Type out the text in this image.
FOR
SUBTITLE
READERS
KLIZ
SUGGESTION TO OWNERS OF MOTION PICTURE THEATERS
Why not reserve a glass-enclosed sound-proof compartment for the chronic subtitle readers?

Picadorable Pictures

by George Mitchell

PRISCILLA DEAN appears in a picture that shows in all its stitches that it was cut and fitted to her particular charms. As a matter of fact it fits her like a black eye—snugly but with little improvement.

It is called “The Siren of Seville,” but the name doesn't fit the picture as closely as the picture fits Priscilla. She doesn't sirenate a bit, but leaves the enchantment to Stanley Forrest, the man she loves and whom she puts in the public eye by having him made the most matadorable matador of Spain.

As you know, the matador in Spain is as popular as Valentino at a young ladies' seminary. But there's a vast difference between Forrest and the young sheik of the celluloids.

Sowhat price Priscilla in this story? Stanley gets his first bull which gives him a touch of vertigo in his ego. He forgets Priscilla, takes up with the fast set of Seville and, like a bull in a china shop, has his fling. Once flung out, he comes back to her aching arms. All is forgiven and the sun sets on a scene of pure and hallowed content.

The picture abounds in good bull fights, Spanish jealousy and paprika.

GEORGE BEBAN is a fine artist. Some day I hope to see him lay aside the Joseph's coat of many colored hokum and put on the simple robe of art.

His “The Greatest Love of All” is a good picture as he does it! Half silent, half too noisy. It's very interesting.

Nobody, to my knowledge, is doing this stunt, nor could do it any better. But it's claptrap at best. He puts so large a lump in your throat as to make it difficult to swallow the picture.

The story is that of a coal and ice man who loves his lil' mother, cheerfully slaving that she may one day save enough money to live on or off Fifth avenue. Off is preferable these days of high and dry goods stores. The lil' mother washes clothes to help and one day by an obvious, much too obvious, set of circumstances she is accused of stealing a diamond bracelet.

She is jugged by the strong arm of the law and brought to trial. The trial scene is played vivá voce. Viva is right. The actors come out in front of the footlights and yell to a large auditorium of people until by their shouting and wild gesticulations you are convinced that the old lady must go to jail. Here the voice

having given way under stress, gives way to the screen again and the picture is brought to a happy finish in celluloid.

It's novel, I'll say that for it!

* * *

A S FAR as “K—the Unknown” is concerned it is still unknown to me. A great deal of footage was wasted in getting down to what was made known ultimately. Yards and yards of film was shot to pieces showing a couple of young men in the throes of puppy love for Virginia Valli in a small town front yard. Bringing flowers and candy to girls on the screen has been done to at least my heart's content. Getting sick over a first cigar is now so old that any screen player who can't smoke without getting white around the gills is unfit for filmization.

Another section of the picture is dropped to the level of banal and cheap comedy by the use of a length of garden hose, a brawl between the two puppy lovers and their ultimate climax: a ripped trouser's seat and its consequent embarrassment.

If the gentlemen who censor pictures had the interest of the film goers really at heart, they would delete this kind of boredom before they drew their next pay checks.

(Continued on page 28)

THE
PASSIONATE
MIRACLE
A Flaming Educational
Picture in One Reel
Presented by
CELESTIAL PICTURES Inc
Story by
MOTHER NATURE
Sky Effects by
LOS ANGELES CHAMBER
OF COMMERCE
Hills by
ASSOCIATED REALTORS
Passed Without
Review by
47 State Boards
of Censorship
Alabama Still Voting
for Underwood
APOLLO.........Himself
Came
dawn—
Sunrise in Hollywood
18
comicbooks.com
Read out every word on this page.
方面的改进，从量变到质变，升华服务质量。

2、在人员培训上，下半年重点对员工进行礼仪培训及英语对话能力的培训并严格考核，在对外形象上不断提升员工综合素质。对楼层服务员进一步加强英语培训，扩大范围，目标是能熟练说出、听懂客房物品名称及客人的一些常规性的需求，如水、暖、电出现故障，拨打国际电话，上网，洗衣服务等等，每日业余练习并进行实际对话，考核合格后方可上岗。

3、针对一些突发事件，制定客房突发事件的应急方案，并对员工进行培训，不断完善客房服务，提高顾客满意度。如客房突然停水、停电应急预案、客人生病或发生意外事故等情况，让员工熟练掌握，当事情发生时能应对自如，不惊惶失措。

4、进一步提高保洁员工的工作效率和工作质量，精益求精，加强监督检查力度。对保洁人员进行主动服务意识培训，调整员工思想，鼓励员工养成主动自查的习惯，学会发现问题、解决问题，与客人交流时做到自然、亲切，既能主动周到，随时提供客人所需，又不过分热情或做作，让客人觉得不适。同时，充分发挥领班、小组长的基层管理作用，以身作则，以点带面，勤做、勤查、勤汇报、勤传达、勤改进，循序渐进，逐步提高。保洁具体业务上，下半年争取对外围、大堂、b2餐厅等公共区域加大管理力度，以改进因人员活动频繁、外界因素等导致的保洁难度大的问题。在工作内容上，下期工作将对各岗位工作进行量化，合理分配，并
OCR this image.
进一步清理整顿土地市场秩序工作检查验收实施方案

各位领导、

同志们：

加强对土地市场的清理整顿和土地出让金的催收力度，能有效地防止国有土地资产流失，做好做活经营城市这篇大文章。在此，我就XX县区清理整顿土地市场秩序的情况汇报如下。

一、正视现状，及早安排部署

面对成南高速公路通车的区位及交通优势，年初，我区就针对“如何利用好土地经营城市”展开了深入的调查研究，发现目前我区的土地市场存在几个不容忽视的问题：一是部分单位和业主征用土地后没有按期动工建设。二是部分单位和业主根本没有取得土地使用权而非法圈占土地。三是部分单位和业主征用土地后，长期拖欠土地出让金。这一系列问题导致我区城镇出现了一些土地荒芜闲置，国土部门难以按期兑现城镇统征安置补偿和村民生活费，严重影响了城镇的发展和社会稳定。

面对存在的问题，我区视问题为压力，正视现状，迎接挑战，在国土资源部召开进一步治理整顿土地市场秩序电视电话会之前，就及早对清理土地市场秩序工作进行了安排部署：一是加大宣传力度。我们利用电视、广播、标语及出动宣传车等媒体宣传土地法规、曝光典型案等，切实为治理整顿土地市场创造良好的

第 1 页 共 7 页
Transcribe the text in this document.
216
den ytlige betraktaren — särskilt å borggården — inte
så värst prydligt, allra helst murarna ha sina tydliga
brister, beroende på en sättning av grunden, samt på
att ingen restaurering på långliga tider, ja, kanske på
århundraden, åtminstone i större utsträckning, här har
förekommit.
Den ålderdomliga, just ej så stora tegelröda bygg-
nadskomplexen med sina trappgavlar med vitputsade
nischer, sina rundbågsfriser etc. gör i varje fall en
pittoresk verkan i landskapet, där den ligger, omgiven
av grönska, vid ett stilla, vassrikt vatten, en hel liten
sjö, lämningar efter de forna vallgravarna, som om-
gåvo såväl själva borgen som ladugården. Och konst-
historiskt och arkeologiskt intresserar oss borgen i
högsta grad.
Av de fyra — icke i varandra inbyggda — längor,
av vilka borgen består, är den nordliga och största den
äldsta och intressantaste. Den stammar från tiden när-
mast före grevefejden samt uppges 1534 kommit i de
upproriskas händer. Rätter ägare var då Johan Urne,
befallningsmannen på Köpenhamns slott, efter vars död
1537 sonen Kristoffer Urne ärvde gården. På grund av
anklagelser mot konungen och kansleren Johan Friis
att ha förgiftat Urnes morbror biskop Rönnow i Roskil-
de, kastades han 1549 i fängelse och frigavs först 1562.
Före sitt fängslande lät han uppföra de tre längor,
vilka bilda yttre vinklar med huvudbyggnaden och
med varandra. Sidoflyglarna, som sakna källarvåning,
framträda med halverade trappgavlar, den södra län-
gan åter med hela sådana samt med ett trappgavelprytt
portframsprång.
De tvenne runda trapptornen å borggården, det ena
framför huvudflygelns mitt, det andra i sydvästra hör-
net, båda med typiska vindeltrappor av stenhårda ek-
┄┄┄┄┄┄┄┄┄┄
Check the records above line by line and tally those holding the string "matador". Answer with the number only.

• [Solution to this exercise] 2